GIVEN REQUEST:
Your output must consist solely of the lines from the one containing "Convert this document image to plain text." through the end of the records, reproduced exactly.

** start of PROVIDED RECORDS **

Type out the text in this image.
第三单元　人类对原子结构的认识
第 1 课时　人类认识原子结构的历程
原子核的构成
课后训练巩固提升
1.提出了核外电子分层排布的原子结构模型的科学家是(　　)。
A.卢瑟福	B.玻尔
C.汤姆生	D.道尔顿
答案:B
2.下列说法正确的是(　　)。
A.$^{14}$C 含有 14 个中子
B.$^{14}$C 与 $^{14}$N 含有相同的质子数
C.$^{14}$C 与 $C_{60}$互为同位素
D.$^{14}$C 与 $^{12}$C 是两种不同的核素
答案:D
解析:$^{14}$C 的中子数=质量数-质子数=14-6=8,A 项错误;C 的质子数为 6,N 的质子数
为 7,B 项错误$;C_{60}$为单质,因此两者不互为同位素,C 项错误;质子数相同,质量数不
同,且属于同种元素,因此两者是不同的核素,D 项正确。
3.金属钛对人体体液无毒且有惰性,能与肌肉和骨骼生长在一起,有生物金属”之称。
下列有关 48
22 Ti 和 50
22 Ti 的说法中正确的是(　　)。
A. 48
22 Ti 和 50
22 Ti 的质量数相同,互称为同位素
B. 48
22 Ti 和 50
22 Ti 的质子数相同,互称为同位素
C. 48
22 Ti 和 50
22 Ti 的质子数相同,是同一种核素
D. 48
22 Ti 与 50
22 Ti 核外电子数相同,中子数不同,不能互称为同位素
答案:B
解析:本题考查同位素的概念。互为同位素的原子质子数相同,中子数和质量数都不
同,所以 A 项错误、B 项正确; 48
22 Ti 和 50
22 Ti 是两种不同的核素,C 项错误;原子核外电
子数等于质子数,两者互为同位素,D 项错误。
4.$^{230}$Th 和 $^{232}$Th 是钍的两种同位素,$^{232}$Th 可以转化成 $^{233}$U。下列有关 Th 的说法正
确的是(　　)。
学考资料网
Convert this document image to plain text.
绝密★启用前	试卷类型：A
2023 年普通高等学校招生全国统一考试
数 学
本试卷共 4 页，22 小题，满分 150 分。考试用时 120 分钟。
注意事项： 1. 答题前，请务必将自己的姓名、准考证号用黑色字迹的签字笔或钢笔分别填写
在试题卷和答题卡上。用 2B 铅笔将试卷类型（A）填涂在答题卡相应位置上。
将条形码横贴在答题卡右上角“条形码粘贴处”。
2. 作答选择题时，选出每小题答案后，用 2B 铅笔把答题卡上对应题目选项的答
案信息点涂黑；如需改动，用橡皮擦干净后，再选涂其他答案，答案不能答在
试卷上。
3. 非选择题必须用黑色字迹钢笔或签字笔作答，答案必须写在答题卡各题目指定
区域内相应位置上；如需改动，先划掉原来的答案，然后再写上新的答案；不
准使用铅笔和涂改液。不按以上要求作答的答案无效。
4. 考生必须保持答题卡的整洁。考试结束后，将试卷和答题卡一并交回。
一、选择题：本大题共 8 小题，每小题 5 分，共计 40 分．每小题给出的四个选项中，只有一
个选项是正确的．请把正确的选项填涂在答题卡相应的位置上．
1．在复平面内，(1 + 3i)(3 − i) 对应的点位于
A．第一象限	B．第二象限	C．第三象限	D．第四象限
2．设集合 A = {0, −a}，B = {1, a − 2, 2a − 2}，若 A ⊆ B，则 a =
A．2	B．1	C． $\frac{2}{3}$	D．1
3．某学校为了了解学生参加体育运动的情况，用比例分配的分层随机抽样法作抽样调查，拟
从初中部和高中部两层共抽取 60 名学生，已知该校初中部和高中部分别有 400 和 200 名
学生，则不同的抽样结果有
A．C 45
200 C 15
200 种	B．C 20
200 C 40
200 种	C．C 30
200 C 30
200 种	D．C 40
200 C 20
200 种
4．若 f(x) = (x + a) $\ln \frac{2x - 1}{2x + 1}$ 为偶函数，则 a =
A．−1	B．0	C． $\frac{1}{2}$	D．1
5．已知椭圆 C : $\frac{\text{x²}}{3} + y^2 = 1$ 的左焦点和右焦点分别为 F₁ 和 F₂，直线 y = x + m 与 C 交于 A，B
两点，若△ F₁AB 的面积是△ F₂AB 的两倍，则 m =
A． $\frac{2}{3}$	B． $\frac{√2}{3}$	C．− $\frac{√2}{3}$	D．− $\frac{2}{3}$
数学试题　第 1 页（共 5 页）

** end of PROVIDED RECORDS **

ANSWER IN FULL:
Convert this document image to plain text.
绝密★启用前	试卷类型：A
2023 年普通高等学校招生全国统一考试
数 学
本试卷共 4 页，22 小题，满分 150 分。考试用时 120 分钟。
注意事项： 1. 答题前，请务必将自己的姓名、准考证号用黑色字迹的签字笔或钢笔分别填写
在试题卷和答题卡上。用 2B 铅笔将试卷类型（A）填涂在答题卡相应位置上。
将条形码横贴在答题卡右上角“条形码粘贴处”。
2. 作答选择题时，选出每小题答案后，用 2B 铅笔把答题卡上对应题目选项的答
案信息点涂黑；如需改动，用橡皮擦干净后，再选涂其他答案，答案不能答在
试卷上。
3. 非选择题必须用黑色字迹钢笔或签字笔作答，答案必须写在答题卡各题目指定
区域内相应位置上；如需改动，先划掉原来的答案，然后再写上新的答案；不
准使用铅笔和涂改液。不按以上要求作答的答案无效。
4. 考生必须保持答题卡的整洁。考试结束后，将试卷和答题卡一并交回。
一、选择题：本大题共 8 小题，每小题 5 分，共计 40 分．每小题给出的四个选项中，只有一
个选项是正确的．请把正确的选项填涂在答题卡相应的位置上．
1．在复平面内，(1 + 3i)(3 − i) 对应的点位于
A．第一象限	B．第二象限	C．第三象限	D．第四象限
2．设集合 A = {0, −a}，B = {1, a − 2, 2a − 2}，若 A ⊆ B，则 a =
A．2	B．1	C． $\frac{2}{3}$	D．1
3．某学校为了了解学生参加体育运动的情况，用比例分配的分层随机抽样法作抽样调查，拟
从初中部和高中部两层共抽取 60 名学生，已知该校初中部和高中部分别有 400 和 200 名
学生，则不同的抽样结果有
A．C 45
200 C 15
200 种	B．C 20
200 C 40
200 种	C．C 30
200 C 30
200 种	D．C 40
200 C 20
200 种
4．若 f(x) = (x + a) $\ln \frac{2x - 1}{2x + 1}$ 为偶函数，则 a =
A．−1	B．0	C． $\frac{1}{2}$	D．1
5．已知椭圆 C : $\frac{\text{x²}}{3} + y^2 = 1$ 的左焦点和右焦点分别为 F₁ 和 F₂，直线 y = x + m 与 C 交于 A，B
两点，若△ F₁AB 的面积是△ F₂AB 的两倍，则 m =
A． $\frac{2}{3}$	B． $\frac{√2}{3}$	C．− $\frac{√2}{3}$	D．− $\frac{2}{3}$
数学试题　第 1 页（共 5 页）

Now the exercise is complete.